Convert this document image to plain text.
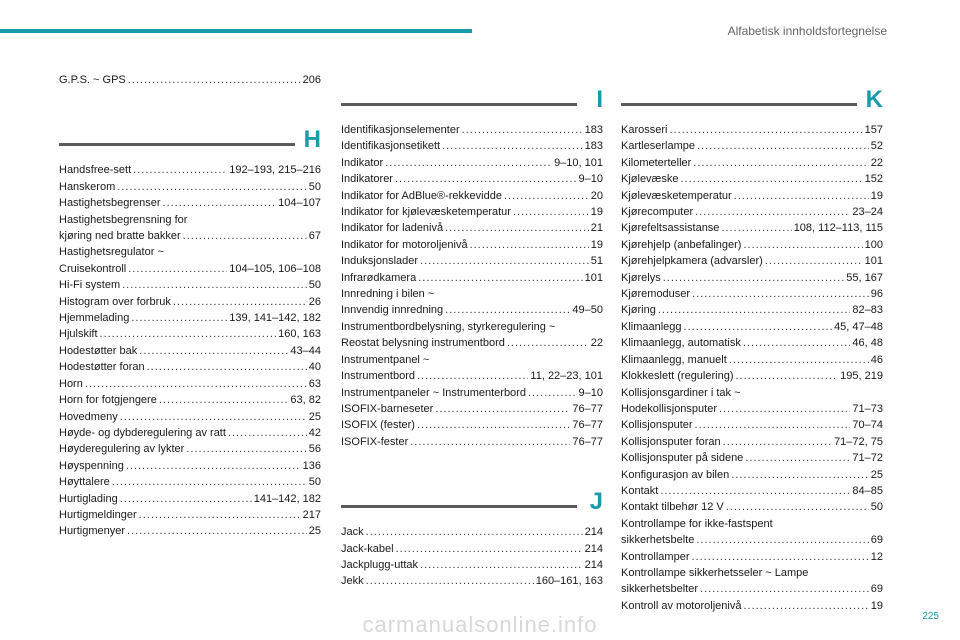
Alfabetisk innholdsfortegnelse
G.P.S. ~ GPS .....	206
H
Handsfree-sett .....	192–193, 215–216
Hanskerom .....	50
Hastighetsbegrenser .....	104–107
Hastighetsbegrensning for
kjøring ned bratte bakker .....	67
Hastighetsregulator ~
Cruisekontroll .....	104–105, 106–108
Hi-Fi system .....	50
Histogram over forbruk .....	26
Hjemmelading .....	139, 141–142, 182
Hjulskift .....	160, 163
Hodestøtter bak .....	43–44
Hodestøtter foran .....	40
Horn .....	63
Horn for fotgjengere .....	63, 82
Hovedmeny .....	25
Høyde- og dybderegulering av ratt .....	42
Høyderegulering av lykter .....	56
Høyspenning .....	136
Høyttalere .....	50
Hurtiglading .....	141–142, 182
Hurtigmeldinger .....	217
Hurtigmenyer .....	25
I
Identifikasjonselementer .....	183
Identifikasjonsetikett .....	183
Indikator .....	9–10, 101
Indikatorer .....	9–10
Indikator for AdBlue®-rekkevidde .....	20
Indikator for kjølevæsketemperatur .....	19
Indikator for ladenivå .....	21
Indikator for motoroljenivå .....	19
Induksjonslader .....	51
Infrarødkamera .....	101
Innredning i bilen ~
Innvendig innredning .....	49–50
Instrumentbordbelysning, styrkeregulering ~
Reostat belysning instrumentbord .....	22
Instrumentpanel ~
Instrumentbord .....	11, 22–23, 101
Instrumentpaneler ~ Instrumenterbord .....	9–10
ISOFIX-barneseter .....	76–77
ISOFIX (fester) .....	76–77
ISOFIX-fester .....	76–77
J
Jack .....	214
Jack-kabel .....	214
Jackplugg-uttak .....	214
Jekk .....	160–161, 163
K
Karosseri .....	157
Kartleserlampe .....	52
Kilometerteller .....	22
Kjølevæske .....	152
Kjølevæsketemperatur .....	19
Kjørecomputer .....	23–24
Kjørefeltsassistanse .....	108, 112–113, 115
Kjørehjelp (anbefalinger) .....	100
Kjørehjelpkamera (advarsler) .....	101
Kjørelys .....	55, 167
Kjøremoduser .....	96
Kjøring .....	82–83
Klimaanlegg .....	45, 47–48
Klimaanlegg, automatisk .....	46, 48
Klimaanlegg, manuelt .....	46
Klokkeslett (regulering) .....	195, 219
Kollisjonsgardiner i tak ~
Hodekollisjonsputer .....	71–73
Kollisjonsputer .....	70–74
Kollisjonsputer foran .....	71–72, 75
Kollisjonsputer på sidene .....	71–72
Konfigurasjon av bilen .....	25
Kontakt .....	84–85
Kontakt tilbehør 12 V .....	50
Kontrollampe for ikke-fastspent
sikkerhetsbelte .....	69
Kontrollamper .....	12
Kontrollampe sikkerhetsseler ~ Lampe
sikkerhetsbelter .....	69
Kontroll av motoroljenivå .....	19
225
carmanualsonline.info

---------------

WHAT YOU HAVE TO DO:
Quote every record above exactly, leaving out the pictures.

THE RESULT:
Convert this document image to plain text.
Alfabetisk innholdsfortegnelse
G.P.S. ~ GPS .....	206
H
Handsfree-sett .....	192–193, 215–216
Hanskerom .....	50
Hastighetsbegrenser .....	104–107
Hastighetsbegrensning for
kjøring ned bratte bakker .....	67
Hastighetsregulator ~
Cruisekontroll .....	104–105, 106–108
Hi-Fi system .....	50
Histogram over forbruk .....	26
Hjemmelading .....	139, 141–142, 182
Hjulskift .....	160, 163
Hodestøtter bak .....	43–44
Hodestøtter foran .....	40
Horn .....	63
Horn for fotgjengere .....	63, 82
Hovedmeny .....	25
Høyde- og dybderegulering av ratt .....	42
Høyderegulering av lykter .....	56
Høyspenning .....	136
Høyttalere .....	50
Hurtiglading .....	141–142, 182
Hurtigmeldinger .....	217
Hurtigmenyer .....	25
I
Identifikasjonselementer .....	183
Identifikasjonsetikett .....	183
Indikator .....	9–10, 101
Indikatorer .....	9–10
Indikator for AdBlue®-rekkevidde .....	20
Indikator for kjølevæsketemperatur .....	19
Indikator for ladenivå .....	21
Indikator for motoroljenivå .....	19
Induksjonslader .....	51
Infrarødkamera .....	101
Innredning i bilen ~
Innvendig innredning .....	49–50
Instrumentbordbelysning, styrkeregulering ~
Reostat belysning instrumentbord .....	22
Instrumentpanel ~
Instrumentbord .....	11, 22–23, 101
Instrumentpaneler ~ Instrumenterbord .....	9–10
ISOFIX-barneseter .....	76–77
ISOFIX (fester) .....	76–77
ISOFIX-fester .....	76–77
J
Jack .....	214
Jack-kabel .....	214
Jackplugg-uttak .....	214
Jekk .....	160–161, 163
K
Karosseri .....	157
Kartleserlampe .....	52
Kilometerteller .....	22
Kjølevæske .....	152
Kjølevæsketemperatur .....	19
Kjørecomputer .....	23–24
Kjørefeltsassistanse .....	108, 112–113, 115
Kjørehjelp (anbefalinger) .....	100
Kjørehjelpkamera (advarsler) .....	101
Kjørelys .....	55, 167
Kjøremoduser .....	96
Kjøring .....	82–83
Klimaanlegg .....	45, 47–48
Klimaanlegg, automatisk .....	46, 48
Klimaanlegg, manuelt .....	46
Klokkeslett (regulering) .....	195, 219
Kollisjonsgardiner i tak ~
Hodekollisjonsputer .....	71–73
Kollisjonsputer .....	70–74
Kollisjonsputer foran .....	71–72, 75
Kollisjonsputer på sidene .....	71–72
Konfigurasjon av bilen .....	25
Kontakt .....	84–85
Kontakt tilbehør 12 V .....	50
Kontrollampe for ikke-fastspent
sikkerhetsbelte .....	69
Kontrollamper .....	12
Kontrollampe sikkerhetsseler ~ Lampe
sikkerhetsbelter .....	69
Kontroll av motoroljenivå .....	19
225
carmanualsonline.info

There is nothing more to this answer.